====== DOKUMENTAUSZUG ======
Schreibt der Pelikan M1000 wirklich supersmooth? Falls ja, wieso?
- Mislav Lukacevic

- 11. Juni 2024
- 5 Min. Lesezeit
Einer der Holy Grails, eine Füllfeder, der nachgesagt wird, dass sie zu den sanftesten Schreibern gehört...Pelikan Souverän M1000. Diese Aussage höre oder lese ich oft. Die Flexibilität der langen 18k Goldfeder soll zu einem butterweichen Schreiberlebnis beitragen. Doch wenn ich darüber nachdenke, hat mir noch nie jemand genaue Merkmale nennen können, die diese Feder so butterweich machen sollen. Handelt es sich um ein "weicheres Gold"? Hat die Feder des Pelikan M1000 ein Produktionsgeheimnis? Tragen die langen Schenkel dazu bei? Ist der Schliff aussergewöhnlich? Ist diese Feder tatsächlich so viel weicher als andere Federn?
Nachdem ich inzwischen verschiedenste Federn bearbeiten durfte (Pelikan, Montblanc, GvFC, Pilot, Platinum, Sailor, Lamy, usw....viele davon Goldfedern...aber auch einige Stahlfedern, ebenso auch ganz günstige Federn aus dem asiatischen Raum), habe ich da eine eigene Meinung dazu.
Meine Antwort auf die Frage, ob die Pelikan M1000 Feder butterweich schreibt, ist ein (vorerst) weniger zufriedenstellendes "Es hängt davon ab" :) Wovon hängt es denn nun ab?
Um eine gut fließende Überleitung zu meinen nächsten Inhalten zu bewerkstelligen, formuliere ich diese Frage um. Nämlich frage ich "Was macht die Feder des Pelikan Souverän M1000 so einzigartig"?
Eine 18k Goldfeder:
Einige wichtige Eigenschaften einer Goldfeder, sind ihr Widerstand gegen Korrosion, Oxidation und Säure. Dadurch gewährleisten Goldfedern eine längere Lebensdauer in Bezug auf äußere Einwirkungen. Hier muss man einwenden, dass eine 18 Karat Goldfeder "nur" zu 75% aus Gold besteht, und somit auch keinen 100% Schutz vor äußeren Einwirkungen bietet. Die restlichen 25% der Legierung bestehen aus anderen Metallen wie Silber, Kupfer, Nickel oder Palladium. Ob Füller-Federn eine zusätzliche Schutzschicht gegen Korrosion usw. haben weiß ich nicht, hier soll man mich bitte nicht festnageln.
======
Führen Sie den Text über die Feder des Pelikan Souverän M1000 im Anschluss an seinen letzten Satz weiter. Die anschließenden Daten werden hierfür nicht benötigt.
====== EXTRAHIERTE EINTRÄGE ======
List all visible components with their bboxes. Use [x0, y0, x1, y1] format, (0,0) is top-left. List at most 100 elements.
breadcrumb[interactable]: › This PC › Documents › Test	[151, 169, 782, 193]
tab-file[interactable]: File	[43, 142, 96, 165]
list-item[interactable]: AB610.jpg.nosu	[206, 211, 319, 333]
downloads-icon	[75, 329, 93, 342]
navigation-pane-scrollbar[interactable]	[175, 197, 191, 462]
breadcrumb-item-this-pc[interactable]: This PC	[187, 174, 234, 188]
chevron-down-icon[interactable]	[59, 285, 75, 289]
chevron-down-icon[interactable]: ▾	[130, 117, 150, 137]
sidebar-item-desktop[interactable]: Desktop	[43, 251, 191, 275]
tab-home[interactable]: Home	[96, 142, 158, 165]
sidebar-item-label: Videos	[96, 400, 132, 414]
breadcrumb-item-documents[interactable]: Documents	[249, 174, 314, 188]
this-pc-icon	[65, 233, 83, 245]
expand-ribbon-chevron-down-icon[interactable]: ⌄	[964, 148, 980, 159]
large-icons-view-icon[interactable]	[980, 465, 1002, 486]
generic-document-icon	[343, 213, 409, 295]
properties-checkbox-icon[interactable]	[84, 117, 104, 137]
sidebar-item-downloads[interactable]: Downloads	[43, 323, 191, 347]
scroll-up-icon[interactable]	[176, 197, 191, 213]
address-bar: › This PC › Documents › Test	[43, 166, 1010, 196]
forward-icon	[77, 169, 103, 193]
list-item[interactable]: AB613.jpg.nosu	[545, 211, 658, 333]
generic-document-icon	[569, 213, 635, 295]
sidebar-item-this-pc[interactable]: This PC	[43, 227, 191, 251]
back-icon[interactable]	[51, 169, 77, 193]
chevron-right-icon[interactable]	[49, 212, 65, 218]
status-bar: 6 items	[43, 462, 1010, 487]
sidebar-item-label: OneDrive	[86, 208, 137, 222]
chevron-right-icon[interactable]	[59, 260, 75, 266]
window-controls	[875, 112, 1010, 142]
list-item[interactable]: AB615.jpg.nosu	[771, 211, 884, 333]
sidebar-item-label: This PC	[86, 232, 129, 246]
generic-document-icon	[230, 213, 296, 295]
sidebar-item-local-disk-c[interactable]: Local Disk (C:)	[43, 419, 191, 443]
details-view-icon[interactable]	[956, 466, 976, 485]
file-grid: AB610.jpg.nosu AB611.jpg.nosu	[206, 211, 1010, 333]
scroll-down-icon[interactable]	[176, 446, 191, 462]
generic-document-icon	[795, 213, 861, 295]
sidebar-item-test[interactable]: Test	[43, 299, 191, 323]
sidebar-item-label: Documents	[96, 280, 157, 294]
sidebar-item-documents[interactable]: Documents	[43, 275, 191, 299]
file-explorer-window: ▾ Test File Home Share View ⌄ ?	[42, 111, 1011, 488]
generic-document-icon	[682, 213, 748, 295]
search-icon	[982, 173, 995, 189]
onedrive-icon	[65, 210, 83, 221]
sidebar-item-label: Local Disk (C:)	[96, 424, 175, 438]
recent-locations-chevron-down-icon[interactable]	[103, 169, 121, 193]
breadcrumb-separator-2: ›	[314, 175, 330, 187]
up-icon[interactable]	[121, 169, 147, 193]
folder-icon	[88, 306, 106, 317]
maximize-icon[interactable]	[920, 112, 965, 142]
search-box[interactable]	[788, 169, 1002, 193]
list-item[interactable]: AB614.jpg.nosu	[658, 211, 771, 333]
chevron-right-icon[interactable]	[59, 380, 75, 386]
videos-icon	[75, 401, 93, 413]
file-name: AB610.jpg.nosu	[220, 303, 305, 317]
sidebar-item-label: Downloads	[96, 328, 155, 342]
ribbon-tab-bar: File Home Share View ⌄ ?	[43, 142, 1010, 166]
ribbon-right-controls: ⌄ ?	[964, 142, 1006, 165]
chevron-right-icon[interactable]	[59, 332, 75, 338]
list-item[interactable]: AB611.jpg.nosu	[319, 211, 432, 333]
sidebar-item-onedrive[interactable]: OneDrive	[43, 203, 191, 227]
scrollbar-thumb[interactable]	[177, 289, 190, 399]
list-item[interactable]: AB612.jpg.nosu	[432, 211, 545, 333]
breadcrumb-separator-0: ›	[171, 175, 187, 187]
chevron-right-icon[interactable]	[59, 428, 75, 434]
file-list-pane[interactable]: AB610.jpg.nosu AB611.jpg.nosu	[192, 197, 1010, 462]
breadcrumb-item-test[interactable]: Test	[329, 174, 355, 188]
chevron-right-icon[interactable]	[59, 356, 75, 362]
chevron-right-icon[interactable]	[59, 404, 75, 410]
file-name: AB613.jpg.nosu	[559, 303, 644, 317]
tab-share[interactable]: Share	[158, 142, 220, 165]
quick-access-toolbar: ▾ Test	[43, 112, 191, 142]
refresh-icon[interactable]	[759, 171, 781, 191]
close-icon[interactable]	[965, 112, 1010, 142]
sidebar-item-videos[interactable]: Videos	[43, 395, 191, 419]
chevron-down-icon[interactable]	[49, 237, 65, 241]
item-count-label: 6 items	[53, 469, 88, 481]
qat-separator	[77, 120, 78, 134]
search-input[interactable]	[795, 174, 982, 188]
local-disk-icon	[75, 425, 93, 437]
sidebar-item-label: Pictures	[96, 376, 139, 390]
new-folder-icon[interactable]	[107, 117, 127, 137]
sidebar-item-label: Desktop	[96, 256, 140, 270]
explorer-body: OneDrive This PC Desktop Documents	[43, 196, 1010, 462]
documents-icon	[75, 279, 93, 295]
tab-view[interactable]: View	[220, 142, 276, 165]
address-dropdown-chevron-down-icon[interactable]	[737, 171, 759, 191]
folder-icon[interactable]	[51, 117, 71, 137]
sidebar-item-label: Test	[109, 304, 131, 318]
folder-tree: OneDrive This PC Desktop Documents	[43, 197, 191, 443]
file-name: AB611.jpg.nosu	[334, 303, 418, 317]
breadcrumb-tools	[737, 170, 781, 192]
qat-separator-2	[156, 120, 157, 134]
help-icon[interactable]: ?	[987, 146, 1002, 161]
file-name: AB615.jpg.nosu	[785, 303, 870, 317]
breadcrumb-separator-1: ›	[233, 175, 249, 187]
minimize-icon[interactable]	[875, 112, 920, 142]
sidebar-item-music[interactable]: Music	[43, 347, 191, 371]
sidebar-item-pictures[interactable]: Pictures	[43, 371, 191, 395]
======
**RICHTIGE ANTWORT:**
Doch kommen wir nun zu einer tatsächlich interessanten Eigenschaft von Gold. Nämlich ihrer Flexibilität. Wenn ich versuche der Frage auf den Grund zu gehen, wieso Gold flexibel ist, dann spuckt mir Google Antworten über die Atomstruktur und Bindungsstärke von Atomen aus, die in Gold enthalten sind...deshalb nehmen wir hier einfachheitshalber zur Kenntnis, dass Personen, die deutlich klüger sind als ich, diese Frage bereits beantwortet haben 😊Wir nehmen es als gegeben, dass Gold flexibler ist als Stahl. Nicht jede Goldfeder ist gleich flexibel. Der Grad der Flexibilität hängt dann auch stark von Goldgehalt und der Federform ab (hierzu später mehr). Nichtsdestotrotz,, der erste und wichtigste Grundstein für die Antwort auf die Frage "Was macht die Feder des Pelikan Souverän M1000 so einzigartig"? ist diese Flexibilität des Materials, nämlich des Goldes.
Eine lange und schlanke Feder:

In diesem Kapitel vergleichen wir die Dimensionen der Pelikan M1000 Feder mit denen des Montblanc 149. Die Pelikan M1000 Feder hat eine Gesamtlänge von 40 mm. Dies ist die gleiche Länge der Feder des Montblanc Meisterstück 149. Doch die Feder des Pelikan M1000 steht weiter hervor, als die des Montblanc 149, und ist schlanker.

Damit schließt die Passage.